• Problem description: Output the data below in full, character for character.

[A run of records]

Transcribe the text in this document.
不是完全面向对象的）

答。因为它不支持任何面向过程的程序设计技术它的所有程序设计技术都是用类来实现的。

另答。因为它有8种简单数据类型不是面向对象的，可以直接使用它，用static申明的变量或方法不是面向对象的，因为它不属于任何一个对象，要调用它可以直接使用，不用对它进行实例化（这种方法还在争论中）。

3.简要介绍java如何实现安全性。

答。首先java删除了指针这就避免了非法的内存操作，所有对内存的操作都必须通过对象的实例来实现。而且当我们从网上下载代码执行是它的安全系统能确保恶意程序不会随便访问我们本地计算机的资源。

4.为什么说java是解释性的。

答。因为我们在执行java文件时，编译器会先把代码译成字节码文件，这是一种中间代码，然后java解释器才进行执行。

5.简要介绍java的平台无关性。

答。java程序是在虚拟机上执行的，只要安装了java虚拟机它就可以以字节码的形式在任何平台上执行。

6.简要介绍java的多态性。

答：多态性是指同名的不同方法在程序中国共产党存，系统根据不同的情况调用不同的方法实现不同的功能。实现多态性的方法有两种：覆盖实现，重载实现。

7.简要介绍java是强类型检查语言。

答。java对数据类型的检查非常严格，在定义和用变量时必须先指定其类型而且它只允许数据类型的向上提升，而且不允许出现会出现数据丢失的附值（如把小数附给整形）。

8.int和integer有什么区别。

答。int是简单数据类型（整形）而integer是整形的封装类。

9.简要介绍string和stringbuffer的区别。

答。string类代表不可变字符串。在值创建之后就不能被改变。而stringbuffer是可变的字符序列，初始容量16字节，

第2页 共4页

• Exercise result:
Transcribe the text in this document.
不是完全面向对象的）

答。因为它不支持任何面向过程的程序设计技术它的所有程序设计技术都是用类来实现的。

另答。因为它有8种简单数据类型不是面向对象的，可以直接使用它，用static申明的变量或方法不是面向对象的，因为它不属于任何一个对象，要调用它可以直接使用，不用对它进行实例化（这种方法还在争论中）。

3.简要介绍java如何实现安全性。

答。首先java删除了指针这就避免了非法的内存操作，所有对内存的操作都必须通过对象的实例来实现。而且当我们从网上下载代码执行是它的安全系统能确保恶意程序不会随便访问我们本地计算机的资源。

4.为什么说java是解释性的。

答。因为我们在执行java文件时，编译器会先把代码译成字节码文件，这是一种中间代码，然后java解释器才进行执行。

5.简要介绍java的平台无关性。

答。java程序是在虚拟机上执行的，只要安装了java虚拟机它就可以以字节码的形式在任何平台上执行。

6.简要介绍java的多态性。

答：多态性是指同名的不同方法在程序中国共产党存，系统根据不同的情况调用不同的方法实现不同的功能。实现多态性的方法有两种：覆盖实现，重载实现。

7.简要介绍java是强类型检查语言。

答。java对数据类型的检查非常严格，在定义和用变量时必须先指定其类型而且它只允许数据类型的向上提升，而且不允许出现会出现数据丢失的附值（如把小数附给整形）。

8.int和integer有什么区别。

答。int是简单数据类型（整形）而integer是整形的封装类。

9.简要介绍string和stringbuffer的区别。

答。string类代表不可变字符串。在值创建之后就不能被改变。而stringbuffer是可变的字符序列，初始容量16字节，

第2页 共4页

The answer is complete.